* Start Supplied records *

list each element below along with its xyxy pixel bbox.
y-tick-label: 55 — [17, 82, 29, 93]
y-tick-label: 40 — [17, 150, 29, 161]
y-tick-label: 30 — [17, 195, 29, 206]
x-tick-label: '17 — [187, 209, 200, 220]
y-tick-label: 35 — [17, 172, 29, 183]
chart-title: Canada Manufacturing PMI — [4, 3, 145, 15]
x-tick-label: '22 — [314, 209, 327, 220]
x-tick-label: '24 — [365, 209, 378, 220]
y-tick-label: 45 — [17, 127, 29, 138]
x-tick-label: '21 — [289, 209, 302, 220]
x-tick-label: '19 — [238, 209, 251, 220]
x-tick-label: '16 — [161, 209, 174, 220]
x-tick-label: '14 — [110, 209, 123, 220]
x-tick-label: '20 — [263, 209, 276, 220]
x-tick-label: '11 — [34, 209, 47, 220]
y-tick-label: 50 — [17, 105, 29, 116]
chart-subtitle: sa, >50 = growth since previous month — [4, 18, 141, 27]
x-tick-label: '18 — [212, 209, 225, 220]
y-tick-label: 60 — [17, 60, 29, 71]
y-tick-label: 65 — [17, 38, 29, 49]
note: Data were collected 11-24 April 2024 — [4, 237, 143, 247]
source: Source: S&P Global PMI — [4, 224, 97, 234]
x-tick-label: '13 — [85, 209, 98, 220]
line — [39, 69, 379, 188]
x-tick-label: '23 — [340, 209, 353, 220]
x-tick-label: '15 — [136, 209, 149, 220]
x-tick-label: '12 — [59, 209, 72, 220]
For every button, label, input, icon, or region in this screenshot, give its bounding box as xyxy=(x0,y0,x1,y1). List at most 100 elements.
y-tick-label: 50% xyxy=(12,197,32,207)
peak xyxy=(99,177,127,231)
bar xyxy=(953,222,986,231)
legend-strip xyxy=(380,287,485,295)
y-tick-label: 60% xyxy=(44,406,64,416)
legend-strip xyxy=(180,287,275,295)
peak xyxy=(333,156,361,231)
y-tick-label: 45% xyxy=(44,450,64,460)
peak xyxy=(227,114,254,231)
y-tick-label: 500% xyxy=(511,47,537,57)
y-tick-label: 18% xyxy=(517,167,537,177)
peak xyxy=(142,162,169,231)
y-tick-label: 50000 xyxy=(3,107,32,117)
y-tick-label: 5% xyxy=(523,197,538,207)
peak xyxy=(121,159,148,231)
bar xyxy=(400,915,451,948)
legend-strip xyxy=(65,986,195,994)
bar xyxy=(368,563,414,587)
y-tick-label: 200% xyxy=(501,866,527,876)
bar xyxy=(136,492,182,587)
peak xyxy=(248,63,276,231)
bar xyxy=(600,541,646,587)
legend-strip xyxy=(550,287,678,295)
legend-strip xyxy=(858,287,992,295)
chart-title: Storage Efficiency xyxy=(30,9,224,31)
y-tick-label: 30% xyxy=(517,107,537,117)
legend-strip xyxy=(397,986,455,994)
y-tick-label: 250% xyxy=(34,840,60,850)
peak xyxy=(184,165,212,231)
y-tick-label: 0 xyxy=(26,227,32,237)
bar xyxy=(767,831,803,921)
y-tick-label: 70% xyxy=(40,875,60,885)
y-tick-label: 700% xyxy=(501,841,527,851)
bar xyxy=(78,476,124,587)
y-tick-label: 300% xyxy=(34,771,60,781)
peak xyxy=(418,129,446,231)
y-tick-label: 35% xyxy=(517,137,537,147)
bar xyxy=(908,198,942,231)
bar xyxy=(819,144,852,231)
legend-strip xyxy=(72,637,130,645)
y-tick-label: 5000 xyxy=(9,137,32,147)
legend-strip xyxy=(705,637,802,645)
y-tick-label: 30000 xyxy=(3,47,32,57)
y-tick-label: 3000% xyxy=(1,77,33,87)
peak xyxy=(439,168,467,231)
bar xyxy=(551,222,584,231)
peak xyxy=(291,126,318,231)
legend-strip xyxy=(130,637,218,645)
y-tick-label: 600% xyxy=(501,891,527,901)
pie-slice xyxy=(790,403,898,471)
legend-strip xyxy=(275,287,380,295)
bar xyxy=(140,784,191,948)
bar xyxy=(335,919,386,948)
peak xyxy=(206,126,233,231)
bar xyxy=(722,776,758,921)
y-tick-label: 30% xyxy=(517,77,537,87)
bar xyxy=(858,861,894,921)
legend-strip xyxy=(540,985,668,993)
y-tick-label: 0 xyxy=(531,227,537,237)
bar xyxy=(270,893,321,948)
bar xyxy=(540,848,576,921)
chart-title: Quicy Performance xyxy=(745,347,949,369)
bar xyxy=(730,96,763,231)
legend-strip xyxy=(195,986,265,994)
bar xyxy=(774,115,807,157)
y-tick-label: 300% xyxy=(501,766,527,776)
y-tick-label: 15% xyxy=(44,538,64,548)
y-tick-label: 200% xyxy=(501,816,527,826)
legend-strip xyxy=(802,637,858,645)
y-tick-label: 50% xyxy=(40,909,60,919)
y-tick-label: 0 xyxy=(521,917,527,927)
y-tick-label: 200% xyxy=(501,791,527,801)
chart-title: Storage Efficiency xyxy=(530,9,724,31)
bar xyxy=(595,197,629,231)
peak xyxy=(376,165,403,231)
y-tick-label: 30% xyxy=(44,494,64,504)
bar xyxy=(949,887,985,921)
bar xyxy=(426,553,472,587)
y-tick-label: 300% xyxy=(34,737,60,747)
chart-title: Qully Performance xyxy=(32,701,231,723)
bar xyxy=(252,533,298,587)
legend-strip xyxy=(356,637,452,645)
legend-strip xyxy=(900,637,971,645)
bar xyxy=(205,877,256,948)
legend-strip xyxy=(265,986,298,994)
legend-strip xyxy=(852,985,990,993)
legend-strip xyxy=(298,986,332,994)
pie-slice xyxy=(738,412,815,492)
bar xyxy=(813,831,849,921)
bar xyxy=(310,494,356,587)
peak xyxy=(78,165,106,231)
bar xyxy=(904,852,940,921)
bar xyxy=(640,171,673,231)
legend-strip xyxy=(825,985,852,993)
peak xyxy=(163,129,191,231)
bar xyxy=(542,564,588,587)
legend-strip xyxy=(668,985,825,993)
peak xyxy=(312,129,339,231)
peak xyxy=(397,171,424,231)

* End Supplied records *

= What you will do =
Could you extract, word for word, the lines of the records above from the first one through the line containing "y-tick-label: 18% xyxy=(517,167,537,177)"?

= Full response =
list each element below along with its xyxy pixel bbox.
y-tick-label: 55 — [17, 82, 29, 93]
y-tick-label: 40 — [17, 150, 29, 161]
y-tick-label: 30 — [17, 195, 29, 206]
x-tick-label: '17 — [187, 209, 200, 220]
y-tick-label: 35 — [17, 172, 29, 183]
chart-title: Canada Manufacturing PMI — [4, 3, 145, 15]
x-tick-label: '22 — [314, 209, 327, 220]
x-tick-label: '24 — [365, 209, 378, 220]
y-tick-label: 45 — [17, 127, 29, 138]
x-tick-label: '21 — [289, 209, 302, 220]
x-tick-label: '19 — [238, 209, 251, 220]
x-tick-label: '16 — [161, 209, 174, 220]
x-tick-label: '14 — [110, 209, 123, 220]
x-tick-label: '20 — [263, 209, 276, 220]
x-tick-label: '11 — [34, 209, 47, 220]
y-tick-label: 50 — [17, 105, 29, 116]
chart-subtitle: sa, >50 = growth since previous month — [4, 18, 141, 27]
x-tick-label: '18 — [212, 209, 225, 220]
y-tick-label: 60 — [17, 60, 29, 71]
y-tick-label: 65 — [17, 38, 29, 49]
note: Data were collected 11-24 April 2024 — [4, 237, 143, 247]
source: Source: S&P Global PMI — [4, 224, 97, 234]
x-tick-label: '13 — [85, 209, 98, 220]
line — [39, 69, 379, 188]
x-tick-label: '23 — [340, 209, 353, 220]
x-tick-label: '15 — [136, 209, 149, 220]
x-tick-label: '12 — [59, 209, 72, 220]
For every button, label, input, icon, or region in this screenshot, give its bounding box as xyxy=(x0,y0,x1,y1). List at most 100 elements.
y-tick-label: 50% xyxy=(12,197,32,207)
peak xyxy=(99,177,127,231)
bar xyxy=(953,222,986,231)
legend-strip xyxy=(380,287,485,295)
y-tick-label: 60% xyxy=(44,406,64,416)
legend-strip xyxy=(180,287,275,295)
peak xyxy=(333,156,361,231)
y-tick-label: 45% xyxy=(44,450,64,460)
peak xyxy=(227,114,254,231)
y-tick-label: 500% xyxy=(511,47,537,57)
y-tick-label: 18% xyxy=(517,167,537,177)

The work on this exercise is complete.